**REQUIRED TASK**.
Write out each entry, exactly the way it appears.

**RECORD EXCERPTS**.
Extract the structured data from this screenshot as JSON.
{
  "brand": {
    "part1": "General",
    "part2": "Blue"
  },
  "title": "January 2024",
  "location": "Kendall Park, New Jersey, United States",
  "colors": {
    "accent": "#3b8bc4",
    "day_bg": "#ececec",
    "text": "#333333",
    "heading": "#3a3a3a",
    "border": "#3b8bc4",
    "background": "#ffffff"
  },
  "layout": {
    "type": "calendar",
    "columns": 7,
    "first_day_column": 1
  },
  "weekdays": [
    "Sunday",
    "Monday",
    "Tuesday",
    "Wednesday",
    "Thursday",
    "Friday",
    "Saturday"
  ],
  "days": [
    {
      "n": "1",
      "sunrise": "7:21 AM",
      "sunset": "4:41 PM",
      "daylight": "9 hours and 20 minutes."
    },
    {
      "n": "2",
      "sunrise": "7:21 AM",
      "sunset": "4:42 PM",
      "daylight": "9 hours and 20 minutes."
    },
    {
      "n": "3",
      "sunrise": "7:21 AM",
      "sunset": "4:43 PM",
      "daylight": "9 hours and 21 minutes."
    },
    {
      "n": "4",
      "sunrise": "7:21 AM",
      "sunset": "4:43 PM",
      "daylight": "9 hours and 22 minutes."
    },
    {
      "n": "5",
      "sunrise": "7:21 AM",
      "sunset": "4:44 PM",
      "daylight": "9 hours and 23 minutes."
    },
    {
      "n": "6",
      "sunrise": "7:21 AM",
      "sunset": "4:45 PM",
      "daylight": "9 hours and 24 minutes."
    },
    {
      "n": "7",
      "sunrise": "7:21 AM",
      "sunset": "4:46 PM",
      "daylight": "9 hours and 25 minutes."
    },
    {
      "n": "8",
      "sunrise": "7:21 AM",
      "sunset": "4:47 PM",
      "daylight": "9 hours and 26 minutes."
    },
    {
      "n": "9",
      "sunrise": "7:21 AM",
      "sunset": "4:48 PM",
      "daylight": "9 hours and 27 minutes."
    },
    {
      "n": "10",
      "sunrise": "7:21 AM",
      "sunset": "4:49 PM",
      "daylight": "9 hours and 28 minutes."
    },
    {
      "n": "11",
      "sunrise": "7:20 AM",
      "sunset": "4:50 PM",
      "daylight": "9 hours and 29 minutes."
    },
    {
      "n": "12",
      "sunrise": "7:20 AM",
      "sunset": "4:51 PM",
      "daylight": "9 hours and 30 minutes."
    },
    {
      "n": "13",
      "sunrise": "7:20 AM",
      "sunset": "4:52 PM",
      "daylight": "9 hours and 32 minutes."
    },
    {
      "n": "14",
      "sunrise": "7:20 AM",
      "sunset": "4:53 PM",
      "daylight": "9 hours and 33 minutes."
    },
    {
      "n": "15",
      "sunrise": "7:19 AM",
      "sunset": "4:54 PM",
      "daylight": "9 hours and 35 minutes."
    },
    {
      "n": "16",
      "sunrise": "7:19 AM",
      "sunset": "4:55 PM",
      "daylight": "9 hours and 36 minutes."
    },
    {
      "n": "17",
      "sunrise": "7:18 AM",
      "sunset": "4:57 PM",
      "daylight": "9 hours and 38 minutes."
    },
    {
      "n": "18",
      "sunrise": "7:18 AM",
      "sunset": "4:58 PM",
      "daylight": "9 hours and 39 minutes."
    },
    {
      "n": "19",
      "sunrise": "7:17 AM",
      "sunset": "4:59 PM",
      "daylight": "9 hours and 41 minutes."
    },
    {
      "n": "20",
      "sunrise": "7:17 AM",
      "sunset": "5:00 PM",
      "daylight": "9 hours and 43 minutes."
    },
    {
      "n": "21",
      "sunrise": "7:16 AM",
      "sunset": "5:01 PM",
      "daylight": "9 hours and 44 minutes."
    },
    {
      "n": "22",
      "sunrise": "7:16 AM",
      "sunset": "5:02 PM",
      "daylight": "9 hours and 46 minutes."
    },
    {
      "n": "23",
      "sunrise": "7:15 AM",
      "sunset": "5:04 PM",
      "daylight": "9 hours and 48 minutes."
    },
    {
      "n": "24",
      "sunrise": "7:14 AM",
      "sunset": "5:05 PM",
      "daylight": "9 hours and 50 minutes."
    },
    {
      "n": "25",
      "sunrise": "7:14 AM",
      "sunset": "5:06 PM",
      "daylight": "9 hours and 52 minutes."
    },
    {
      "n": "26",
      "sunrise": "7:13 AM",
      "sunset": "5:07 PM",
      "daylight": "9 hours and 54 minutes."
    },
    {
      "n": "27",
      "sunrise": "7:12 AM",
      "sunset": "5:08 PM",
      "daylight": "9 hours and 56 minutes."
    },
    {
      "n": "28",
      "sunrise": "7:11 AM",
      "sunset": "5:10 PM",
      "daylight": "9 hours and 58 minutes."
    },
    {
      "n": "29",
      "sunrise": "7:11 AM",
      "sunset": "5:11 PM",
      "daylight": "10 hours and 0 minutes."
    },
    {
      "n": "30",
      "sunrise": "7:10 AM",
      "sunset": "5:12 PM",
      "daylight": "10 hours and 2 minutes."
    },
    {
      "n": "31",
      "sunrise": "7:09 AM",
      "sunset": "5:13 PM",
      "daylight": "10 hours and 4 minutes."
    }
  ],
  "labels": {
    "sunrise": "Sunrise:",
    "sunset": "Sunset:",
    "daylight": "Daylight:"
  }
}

**REPLY TO THE EXERCISE**.
Extract the structured data from this screenshot as JSON.
{
  "brand": {
    "part1": "General",
    "part2": "Blue"
  },
  "title": "January 2024",
  "location": "Kendall Park, New Jersey, United States",
  "colors": {
    "accent": "#3b8bc4",
    "day_bg": "#ececec",
    "text": "#333333",
    "heading": "#3a3a3a",
    "border": "#3b8bc4",
    "background": "#ffffff"
  },
  "layout": {
    "type": "calendar",
    "columns": 7,
    "first_day_column": 1
  },
  "weekdays": [
    "Sunday",
    "Monday",
    "Tuesday",
    "Wednesday",
    "Thursday",
    "Friday",
    "Saturday"
  ],
  "days": [
    {
      "n": "1",
      "sunrise": "7:21 AM",
      "sunset": "4:41 PM",
      "daylight": "9 hours and 20 minutes."
    },
    {
      "n": "2",
      "sunrise": "7:21 AM",
      "sunset": "4:42 PM",
      "daylight": "9 hours and 20 minutes."
    },
    {
      "n": "3",
      "sunrise": "7:21 AM",
      "sunset": "4:43 PM",
      "daylight": "9 hours and 21 minutes."
    },
    {
      "n": "4",
      "sunrise": "7:21 AM",
      "sunset": "4:43 PM",
      "daylight": "9 hours and 22 minutes."
    },
    {
      "n": "5",
      "sunrise": "7:21 AM",
      "sunset": "4:44 PM",
      "daylight": "9 hours and 23 minutes."
    },
    {
      "n": "6",
      "sunrise": "7:21 AM",
      "sunset": "4:45 PM",
      "daylight": "9 hours and 24 minutes."
    },
    {
      "n": "7",
      "sunrise": "7:21 AM",
      "sunset": "4:46 PM",
      "daylight": "9 hours and 25 minutes."
    },
    {
      "n": "8",
      "sunrise": "7:21 AM",
      "sunset": "4:47 PM",
      "daylight": "9 hours and 26 minutes."
    },
    {
      "n": "9",
      "sunrise": "7:21 AM",
      "sunset": "4:48 PM",
      "daylight": "9 hours and 27 minutes."
    },
    {
      "n": "10",
      "sunrise": "7:21 AM",
      "sunset": "4:49 PM",
      "daylight": "9 hours and 28 minutes."
    },
    {
      "n": "11",
      "sunrise": "7:20 AM",
      "sunset": "4:50 PM",
      "daylight": "9 hours and 29 minutes."
    },
    {
      "n": "12",
      "sunrise": "7:20 AM",
      "sunset": "4:51 PM",
      "daylight": "9 hours and 30 minutes."
    },
    {
      "n": "13",
      "sunrise": "7:20 AM",
      "sunset": "4:52 PM",
      "daylight": "9 hours and 32 minutes."
    },
    {
      "n": "14",
      "sunrise": "7:20 AM",
      "sunset": "4:53 PM",
      "daylight": "9 hours and 33 minutes."
    },
    {
      "n": "15",
      "sunrise": "7:19 AM",
      "sunset": "4:54 PM",
      "daylight": "9 hours and 35 minutes."
    },
    {
      "n": "16",
      "sunrise": "7:19 AM",
      "sunset": "4:55 PM",
      "daylight": "9 hours and 36 minutes."
    },
    {
      "n": "17",
      "sunrise": "7:18 AM",
      "sunset": "4:57 PM",
      "daylight": "9 hours and 38 minutes."
    },
    {
      "n": "18",
      "sunrise": "7:18 AM",
      "sunset": "4:58 PM",
      "daylight": "9 hours and 39 minutes."
    },
    {
      "n": "19",
      "sunrise": "7:17 AM",
      "sunset": "4:59 PM",
      "daylight": "9 hours and 41 minutes."
    },
    {
      "n": "20",
      "sunrise": "7:17 AM",
      "sunset": "5:00 PM",
      "daylight": "9 hours and 43 minutes."
    },
    {
      "n": "21",
      "sunrise": "7:16 AM",
      "sunset": "5:01 PM",
      "daylight": "9 hours and 44 minutes."
    },
    {
      "n": "22",
      "sunrise": "7:16 AM",
      "sunset": "5:02 PM",
      "daylight": "9 hours and 46 minutes."
    },
    {
      "n": "23",
      "sunrise": "7:15 AM",
      "sunset": "5:04 PM",
      "daylight": "9 hours and 48 minutes."
    },
    {
      "n": "24",
      "sunrise": "7:14 AM",
      "sunset": "5:05 PM",
      "daylight": "9 hours and 50 minutes."
    },
    {
      "n": "25",
      "sunrise": "7:14 AM",
      "sunset": "5:06 PM",
      "daylight": "9 hours and 52 minutes."
    },
    {
      "n": "26",
      "sunrise": "7:13 AM",
      "sunset": "5:07 PM",
      "daylight": "9 hours and 54 minutes."
    },
    {
      "n": "27",
      "sunrise": "7:12 AM",
      "sunset": "5:08 PM",
      "daylight": "9 hours and 56 minutes."
    },
    {
      "n": "28",
      "sunrise": "7:11 AM",
      "sunset": "5:10 PM",
      "daylight": "9 hours and 58 minutes."
    },
    {
      "n": "29",
      "sunrise": "7:11 AM",
      "sunset": "5:11 PM",
      "daylight": "10 hours and 0 minutes."
    },
    {
      "n": "30",
      "sunrise": "7:10 AM",
      "sunset": "5:12 PM",
      "daylight": "10 hours and 2 minutes."
    },
    {
      "n": "31",
      "sunrise": "7:09 AM",
      "sunset": "5:13 PM",
      "daylight": "10 hours and 4 minutes."
    }
  ],
  "labels": {
    "sunrise": "Sunrise:",
    "sunset": "Sunset:",
    "daylight": "Daylight:"
  }
}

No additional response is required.